-- BEGIN DATA TO USE --

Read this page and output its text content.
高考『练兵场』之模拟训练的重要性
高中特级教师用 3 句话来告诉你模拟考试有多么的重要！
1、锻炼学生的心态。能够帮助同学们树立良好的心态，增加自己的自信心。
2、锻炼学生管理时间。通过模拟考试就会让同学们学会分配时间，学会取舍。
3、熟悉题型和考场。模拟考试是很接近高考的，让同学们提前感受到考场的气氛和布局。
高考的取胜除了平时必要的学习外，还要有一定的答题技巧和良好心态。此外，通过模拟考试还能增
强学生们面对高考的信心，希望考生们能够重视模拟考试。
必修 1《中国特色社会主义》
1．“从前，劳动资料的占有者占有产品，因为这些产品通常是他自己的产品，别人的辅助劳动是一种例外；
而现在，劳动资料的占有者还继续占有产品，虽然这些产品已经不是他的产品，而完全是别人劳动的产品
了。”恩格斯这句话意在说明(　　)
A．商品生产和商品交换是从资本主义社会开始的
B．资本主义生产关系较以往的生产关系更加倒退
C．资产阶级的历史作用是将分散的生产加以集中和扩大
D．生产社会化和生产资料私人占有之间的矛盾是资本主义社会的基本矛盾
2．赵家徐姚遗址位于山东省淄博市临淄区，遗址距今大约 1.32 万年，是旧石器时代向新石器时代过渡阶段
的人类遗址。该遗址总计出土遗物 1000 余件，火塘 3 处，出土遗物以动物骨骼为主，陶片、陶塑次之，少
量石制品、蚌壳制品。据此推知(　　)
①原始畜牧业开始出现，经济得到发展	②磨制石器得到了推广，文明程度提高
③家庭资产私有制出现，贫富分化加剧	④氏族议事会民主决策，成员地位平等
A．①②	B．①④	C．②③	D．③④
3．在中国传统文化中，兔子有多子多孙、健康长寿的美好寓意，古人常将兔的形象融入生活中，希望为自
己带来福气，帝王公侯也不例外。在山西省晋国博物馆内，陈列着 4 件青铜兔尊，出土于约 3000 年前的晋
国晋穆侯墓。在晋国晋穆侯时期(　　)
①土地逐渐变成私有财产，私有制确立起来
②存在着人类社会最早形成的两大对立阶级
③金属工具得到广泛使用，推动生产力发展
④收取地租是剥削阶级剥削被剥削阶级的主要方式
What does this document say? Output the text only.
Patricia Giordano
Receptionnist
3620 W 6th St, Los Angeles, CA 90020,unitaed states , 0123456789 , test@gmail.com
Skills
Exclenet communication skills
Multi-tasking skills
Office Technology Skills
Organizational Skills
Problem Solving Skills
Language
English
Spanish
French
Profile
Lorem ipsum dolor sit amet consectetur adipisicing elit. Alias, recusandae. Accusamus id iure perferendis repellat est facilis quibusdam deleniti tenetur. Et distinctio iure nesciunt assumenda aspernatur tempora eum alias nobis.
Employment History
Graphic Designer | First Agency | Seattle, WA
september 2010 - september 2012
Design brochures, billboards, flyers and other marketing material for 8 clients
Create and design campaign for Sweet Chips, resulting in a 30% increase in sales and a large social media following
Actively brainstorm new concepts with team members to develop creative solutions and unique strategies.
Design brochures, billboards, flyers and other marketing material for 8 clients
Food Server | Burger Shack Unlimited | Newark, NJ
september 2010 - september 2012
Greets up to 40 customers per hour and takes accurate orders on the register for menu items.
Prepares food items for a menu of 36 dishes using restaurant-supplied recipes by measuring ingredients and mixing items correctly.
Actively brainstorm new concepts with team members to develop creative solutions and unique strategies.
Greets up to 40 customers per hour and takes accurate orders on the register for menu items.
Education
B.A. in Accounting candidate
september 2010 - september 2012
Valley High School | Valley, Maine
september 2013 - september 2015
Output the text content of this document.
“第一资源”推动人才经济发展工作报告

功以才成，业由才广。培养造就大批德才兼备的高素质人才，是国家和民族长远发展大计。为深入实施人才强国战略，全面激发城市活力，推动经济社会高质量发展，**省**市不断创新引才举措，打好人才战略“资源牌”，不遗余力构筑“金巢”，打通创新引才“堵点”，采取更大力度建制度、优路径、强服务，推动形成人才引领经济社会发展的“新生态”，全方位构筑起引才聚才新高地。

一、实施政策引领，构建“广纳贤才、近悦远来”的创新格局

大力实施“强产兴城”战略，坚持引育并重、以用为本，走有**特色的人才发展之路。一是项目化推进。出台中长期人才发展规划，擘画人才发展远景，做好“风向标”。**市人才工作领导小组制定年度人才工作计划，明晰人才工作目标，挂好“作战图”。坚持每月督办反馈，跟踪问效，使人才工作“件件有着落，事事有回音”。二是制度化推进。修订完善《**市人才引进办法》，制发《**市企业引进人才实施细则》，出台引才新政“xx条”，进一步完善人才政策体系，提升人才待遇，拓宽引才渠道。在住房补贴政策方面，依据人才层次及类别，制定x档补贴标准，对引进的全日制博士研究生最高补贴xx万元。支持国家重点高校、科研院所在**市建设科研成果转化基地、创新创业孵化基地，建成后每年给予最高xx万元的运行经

-- END DATA TO USE --

__OBJECTIVE__.
Reproduce the listing above word for word.

__THE OUTPUT__.
Read this page and output its text content.
高考『练兵场』之模拟训练的重要性
高中特级教师用 3 句话来告诉你模拟考试有多么的重要！
1、锻炼学生的心态。能够帮助同学们树立良好的心态，增加自己的自信心。
2、锻炼学生管理时间。通过模拟考试就会让同学们学会分配时间，学会取舍。
3、熟悉题型和考场。模拟考试是很接近高考的，让同学们提前感受到考场的气氛和布局。
高考的取胜除了平时必要的学习外，还要有一定的答题技巧和良好心态。此外，通过模拟考试还能增
强学生们面对高考的信心，希望考生们能够重视模拟考试。
必修 1《中国特色社会主义》
1．“从前，劳动资料的占有者占有产品，因为这些产品通常是他自己的产品，别人的辅助劳动是一种例外；
而现在，劳动资料的占有者还继续占有产品，虽然这些产品已经不是他的产品，而完全是别人劳动的产品
了。”恩格斯这句话意在说明(　　)
A．商品生产和商品交换是从资本主义社会开始的
B．资本主义生产关系较以往的生产关系更加倒退
C．资产阶级的历史作用是将分散的生产加以集中和扩大
D．生产社会化和生产资料私人占有之间的矛盾是资本主义社会的基本矛盾
2．赵家徐姚遗址位于山东省淄博市临淄区，遗址距今大约 1.32 万年，是旧石器时代向新石器时代过渡阶段
的人类遗址。该遗址总计出土遗物 1000 余件，火塘 3 处，出土遗物以动物骨骼为主，陶片、陶塑次之，少
量石制品、蚌壳制品。据此推知(　　)
①原始畜牧业开始出现，经济得到发展	②磨制石器得到了推广，文明程度提高
③家庭资产私有制出现，贫富分化加剧	④氏族议事会民主决策，成员地位平等
A．①②	B．①④	C．②③	D．③④
3．在中国传统文化中，兔子有多子多孙、健康长寿的美好寓意，古人常将兔的形象融入生活中，希望为自
己带来福气，帝王公侯也不例外。在山西省晋国博物馆内，陈列着 4 件青铜兔尊，出土于约 3000 年前的晋
国晋穆侯墓。在晋国晋穆侯时期(　　)
①土地逐渐变成私有财产，私有制确立起来
②存在着人类社会最早形成的两大对立阶级
③金属工具得到广泛使用，推动生产力发展
④收取地租是剥削阶级剥削被剥削阶级的主要方式
What does this document say? Output the text only.
Patricia Giordano
Receptionnist
3620 W 6th St, Los Angeles, CA 90020,unitaed states , 0123456789 , test@gmail.com
Skills
Exclenet communication skills
Multi-tasking skills
Office Technology Skills
Organizational Skills
Problem Solving Skills
Language
English
Spanish
French
Profile
Lorem ipsum dolor sit amet consectetur adipisicing elit. Alias, recusandae. Accusamus id iure perferendis repellat est facilis quibusdam deleniti tenetur. Et distinctio iure nesciunt assumenda aspernatur tempora eum alias nobis.
Employment History
Graphic Designer | First Agency | Seattle, WA
september 2010 - september 2012
Design brochures, billboards, flyers and other marketing material for 8 clients
Create and design campaign for Sweet Chips, resulting in a 30% increase in sales and a large social media following
Actively brainstorm new concepts with team members to develop creative solutions and unique strategies.
Design brochures, billboards, flyers and other marketing material for 8 clients
Food Server | Burger Shack Unlimited | Newark, NJ
september 2010 - september 2012
Greets up to 40 customers per hour and takes accurate orders on the register for menu items.
Prepares food items for a menu of 36 dishes using restaurant-supplied recipes by measuring ingredients and mixing items correctly.
Actively brainstorm new concepts with team members to develop creative solutions and unique strategies.
Greets up to 40 customers per hour and takes accurate orders on the register for menu items.
Education
B.A. in Accounting candidate
september 2010 - september 2012
Valley High School | Valley, Maine
september 2013 - september 2015
Output the text content of this document.
“第一资源”推动人才经济发展工作报告

功以才成，业由才广。培养造就大批德才兼备的高素质人才，是国家和民族长远发展大计。为深入实施人才强国战略，全面激发城市活力，推动经济社会高质量发展，**省**市不断创新引才举措，打好人才战略“资源牌”，不遗余力构筑“金巢”，打通创新引才“堵点”，采取更大力度建制度、优路径、强服务，推动形成人才引领经济社会发展的“新生态”，全方位构筑起引才聚才新高地。

一、实施政策引领，构建“广纳贤才、近悦远来”的创新格局

大力实施“强产兴城”战略，坚持引育并重、以用为本，走有**特色的人才发展之路。一是项目化推进。出台中长期人才发展规划，擘画人才发展远景，做好“风向标”。**市人才工作领导小组制定年度人才工作计划，明晰人才工作目标，挂好“作战图”。坚持每月督办反馈，跟踪问效，使人才工作“件件有着落，事事有回音”。二是制度化推进。修订完善《**市人才引进办法》，制发《**市企业引进人才实施细则》，出台引才新政“xx条”，进一步完善人才政策体系，提升人才待遇，拓宽引才渠道。在住房补贴政策方面，依据人才层次及类别，制定x档补贴标准，对引进的全日制博士研究生最高补贴xx万元。支持国家重点高校、科研院所在**市建设科研成果转化基地、创新创业孵化基地，建成后每年给予最高xx万元的运行经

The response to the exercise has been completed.